Objective:
Pull out every line with the word "content".

— BEGIN Records to process —

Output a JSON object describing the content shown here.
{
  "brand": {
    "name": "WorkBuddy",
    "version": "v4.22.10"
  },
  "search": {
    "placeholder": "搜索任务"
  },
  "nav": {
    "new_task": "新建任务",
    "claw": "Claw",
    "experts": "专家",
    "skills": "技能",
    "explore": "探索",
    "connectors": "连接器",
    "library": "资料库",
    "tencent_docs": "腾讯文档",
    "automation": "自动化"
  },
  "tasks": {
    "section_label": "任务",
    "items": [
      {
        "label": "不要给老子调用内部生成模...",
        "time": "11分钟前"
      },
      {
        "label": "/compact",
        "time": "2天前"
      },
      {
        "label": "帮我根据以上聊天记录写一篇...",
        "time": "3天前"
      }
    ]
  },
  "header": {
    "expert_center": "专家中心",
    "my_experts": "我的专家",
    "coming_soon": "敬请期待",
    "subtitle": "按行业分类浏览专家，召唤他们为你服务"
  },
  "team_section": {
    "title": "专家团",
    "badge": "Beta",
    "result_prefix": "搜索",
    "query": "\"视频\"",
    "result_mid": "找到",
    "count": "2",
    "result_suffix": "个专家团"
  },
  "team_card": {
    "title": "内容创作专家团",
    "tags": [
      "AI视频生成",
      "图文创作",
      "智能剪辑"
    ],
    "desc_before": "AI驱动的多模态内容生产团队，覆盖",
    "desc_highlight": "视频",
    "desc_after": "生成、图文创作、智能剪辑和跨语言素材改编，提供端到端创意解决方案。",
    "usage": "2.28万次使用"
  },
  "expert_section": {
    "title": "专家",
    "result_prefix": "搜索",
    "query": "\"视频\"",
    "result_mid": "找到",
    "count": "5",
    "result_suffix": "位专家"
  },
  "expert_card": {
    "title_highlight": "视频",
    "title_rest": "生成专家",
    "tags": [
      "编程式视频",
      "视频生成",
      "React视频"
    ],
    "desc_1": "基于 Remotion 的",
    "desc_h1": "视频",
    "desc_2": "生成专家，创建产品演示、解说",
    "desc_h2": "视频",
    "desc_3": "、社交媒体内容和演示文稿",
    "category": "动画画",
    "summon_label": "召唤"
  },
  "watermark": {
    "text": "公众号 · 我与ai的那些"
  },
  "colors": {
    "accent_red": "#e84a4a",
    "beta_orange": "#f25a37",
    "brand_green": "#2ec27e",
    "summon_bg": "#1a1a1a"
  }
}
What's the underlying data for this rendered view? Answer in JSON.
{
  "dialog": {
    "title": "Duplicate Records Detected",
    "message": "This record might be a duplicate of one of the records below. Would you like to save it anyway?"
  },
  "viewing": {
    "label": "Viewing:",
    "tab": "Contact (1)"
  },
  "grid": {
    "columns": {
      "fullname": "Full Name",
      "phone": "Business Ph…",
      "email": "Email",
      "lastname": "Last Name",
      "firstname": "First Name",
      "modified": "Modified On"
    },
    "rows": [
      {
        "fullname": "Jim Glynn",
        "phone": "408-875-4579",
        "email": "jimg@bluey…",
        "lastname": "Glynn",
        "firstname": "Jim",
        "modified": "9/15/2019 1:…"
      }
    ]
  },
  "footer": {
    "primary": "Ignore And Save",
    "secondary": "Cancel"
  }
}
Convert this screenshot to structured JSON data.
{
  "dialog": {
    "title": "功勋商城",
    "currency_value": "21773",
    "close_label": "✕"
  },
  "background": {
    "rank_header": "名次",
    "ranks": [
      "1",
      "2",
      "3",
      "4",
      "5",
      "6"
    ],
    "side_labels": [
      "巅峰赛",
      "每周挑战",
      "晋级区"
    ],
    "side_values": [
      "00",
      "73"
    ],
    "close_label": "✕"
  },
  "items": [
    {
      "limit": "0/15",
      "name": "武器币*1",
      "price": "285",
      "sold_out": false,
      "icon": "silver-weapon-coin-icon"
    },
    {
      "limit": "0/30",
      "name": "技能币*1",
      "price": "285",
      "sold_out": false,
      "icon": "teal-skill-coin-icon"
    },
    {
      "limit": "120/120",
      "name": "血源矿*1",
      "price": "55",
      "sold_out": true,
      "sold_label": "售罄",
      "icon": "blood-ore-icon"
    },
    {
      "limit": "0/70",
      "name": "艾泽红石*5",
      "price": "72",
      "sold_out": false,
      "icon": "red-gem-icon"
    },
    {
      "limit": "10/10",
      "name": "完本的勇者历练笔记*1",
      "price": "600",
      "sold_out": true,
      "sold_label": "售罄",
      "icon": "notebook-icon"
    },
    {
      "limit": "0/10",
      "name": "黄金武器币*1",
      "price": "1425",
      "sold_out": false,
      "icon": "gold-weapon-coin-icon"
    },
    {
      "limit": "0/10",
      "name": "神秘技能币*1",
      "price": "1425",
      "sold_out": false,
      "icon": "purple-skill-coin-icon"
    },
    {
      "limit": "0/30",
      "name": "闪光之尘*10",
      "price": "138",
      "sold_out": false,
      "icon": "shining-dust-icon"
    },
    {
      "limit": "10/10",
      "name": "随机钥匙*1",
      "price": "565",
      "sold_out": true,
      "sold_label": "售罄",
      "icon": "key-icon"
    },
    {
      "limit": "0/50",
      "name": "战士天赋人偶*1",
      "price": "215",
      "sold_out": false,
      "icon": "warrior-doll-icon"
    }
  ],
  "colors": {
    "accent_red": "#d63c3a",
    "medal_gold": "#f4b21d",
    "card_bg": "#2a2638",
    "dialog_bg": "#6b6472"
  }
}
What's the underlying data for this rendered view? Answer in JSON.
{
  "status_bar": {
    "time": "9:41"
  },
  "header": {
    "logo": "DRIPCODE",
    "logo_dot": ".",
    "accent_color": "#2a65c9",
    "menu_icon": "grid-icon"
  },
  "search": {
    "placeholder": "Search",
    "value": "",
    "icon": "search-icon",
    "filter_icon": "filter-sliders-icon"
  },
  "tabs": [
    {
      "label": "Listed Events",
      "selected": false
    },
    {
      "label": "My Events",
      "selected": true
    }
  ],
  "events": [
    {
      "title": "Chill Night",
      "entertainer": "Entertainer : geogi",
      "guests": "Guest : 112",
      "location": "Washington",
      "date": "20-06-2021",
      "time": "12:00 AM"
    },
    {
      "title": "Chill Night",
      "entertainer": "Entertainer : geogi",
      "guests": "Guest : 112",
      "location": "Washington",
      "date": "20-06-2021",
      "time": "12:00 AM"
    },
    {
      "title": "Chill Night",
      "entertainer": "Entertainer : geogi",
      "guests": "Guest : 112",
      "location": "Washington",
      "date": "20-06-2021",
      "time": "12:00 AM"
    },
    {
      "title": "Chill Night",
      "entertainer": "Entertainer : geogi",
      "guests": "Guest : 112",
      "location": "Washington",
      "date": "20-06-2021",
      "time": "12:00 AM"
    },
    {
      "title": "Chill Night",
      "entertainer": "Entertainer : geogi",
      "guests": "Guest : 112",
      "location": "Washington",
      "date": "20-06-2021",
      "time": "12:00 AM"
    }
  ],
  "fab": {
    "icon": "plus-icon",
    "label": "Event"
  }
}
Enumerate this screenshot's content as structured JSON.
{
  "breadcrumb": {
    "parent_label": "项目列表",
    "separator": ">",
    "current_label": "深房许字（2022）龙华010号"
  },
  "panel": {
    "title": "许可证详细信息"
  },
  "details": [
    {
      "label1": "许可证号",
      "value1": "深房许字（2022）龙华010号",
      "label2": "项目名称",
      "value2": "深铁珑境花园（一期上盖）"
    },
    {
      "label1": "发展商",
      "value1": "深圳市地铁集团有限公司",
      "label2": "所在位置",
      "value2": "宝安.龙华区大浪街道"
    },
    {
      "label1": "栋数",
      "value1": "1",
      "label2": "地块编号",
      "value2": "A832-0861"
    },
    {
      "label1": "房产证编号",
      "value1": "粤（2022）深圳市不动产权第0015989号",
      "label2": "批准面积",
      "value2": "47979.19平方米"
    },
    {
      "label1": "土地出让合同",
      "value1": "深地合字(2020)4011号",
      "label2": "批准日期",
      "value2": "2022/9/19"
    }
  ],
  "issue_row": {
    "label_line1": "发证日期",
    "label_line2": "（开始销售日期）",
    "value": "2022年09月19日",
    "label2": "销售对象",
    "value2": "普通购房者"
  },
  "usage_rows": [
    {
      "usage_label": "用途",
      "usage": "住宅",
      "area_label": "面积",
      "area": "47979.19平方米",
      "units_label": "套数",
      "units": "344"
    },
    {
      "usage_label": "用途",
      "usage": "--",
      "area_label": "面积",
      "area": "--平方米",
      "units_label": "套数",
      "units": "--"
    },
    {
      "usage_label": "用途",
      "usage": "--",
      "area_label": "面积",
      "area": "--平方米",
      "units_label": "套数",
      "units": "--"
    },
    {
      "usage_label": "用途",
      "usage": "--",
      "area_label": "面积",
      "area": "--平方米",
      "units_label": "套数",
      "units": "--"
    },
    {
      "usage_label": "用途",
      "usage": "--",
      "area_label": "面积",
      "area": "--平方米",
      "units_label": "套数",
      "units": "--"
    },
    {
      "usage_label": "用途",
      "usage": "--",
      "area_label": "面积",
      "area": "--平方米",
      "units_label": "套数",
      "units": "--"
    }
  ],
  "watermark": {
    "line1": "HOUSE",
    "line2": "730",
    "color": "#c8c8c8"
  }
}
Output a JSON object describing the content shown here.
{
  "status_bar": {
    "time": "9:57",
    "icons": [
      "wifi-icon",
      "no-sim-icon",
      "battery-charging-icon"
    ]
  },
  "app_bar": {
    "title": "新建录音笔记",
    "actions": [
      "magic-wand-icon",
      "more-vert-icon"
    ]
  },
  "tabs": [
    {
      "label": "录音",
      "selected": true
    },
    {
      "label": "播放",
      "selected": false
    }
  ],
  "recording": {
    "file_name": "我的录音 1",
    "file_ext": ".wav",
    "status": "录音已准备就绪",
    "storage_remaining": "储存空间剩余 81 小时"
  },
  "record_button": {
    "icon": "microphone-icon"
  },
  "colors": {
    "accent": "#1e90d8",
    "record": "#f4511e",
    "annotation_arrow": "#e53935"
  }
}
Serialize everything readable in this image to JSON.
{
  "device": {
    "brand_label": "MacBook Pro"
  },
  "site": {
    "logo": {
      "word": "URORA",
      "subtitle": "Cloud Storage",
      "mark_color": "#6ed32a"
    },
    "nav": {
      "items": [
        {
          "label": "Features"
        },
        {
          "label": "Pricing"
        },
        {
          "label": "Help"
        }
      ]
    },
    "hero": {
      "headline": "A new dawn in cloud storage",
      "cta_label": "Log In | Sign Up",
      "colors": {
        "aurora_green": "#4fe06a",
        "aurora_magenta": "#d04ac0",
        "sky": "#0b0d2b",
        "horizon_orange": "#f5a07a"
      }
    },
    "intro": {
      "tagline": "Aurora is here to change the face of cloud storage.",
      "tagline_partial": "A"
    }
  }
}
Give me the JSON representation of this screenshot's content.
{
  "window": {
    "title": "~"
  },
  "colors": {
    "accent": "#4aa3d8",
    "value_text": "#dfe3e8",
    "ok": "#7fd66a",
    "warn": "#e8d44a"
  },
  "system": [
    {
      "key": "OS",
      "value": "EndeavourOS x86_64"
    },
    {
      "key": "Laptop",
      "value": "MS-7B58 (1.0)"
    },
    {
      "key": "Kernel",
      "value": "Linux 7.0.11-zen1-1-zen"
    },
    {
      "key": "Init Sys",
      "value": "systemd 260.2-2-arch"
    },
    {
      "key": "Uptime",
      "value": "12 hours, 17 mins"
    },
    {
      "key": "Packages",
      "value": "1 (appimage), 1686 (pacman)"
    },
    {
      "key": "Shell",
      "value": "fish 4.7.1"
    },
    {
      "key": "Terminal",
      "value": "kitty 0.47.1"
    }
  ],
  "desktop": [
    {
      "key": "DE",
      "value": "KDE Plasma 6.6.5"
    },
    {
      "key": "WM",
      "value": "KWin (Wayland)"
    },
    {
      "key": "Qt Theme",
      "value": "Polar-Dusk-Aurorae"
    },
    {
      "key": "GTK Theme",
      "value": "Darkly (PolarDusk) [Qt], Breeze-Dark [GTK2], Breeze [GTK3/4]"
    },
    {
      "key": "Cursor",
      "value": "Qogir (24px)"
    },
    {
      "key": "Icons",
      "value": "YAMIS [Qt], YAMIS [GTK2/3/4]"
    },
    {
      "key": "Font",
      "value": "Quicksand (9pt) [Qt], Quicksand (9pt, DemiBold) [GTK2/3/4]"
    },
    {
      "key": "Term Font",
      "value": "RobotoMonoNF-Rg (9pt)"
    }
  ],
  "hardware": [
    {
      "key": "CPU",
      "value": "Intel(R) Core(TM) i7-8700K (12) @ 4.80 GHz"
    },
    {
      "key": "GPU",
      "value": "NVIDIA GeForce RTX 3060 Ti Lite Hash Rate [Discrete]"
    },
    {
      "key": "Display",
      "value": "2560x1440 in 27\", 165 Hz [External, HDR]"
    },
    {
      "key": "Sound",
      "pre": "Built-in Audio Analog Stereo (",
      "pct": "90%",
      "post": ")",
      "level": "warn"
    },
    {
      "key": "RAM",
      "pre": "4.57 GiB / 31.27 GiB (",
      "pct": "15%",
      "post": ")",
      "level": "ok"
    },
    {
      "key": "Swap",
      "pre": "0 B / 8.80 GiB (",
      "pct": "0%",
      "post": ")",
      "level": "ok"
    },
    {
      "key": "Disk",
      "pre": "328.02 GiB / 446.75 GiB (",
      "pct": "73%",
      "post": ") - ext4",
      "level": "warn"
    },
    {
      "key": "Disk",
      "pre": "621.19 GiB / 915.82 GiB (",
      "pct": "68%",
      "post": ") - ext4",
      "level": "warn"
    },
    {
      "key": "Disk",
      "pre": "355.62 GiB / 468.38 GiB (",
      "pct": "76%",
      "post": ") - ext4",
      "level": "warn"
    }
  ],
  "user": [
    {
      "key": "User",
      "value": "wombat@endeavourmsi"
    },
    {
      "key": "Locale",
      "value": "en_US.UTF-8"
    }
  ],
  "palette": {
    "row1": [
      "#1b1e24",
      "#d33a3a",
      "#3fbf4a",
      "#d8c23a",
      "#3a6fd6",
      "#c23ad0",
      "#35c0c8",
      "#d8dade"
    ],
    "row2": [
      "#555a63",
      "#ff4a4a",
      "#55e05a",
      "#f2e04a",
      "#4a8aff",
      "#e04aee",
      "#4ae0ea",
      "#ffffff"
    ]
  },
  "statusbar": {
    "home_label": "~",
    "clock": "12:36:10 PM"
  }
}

— END Records to process —

Solved exercise:
Output a JSON object describing the content shown here.
Enumerate this screenshot's content as structured JSON.
Output a JSON object describing the content shown here.
Give me the JSON representation of this screenshot's content.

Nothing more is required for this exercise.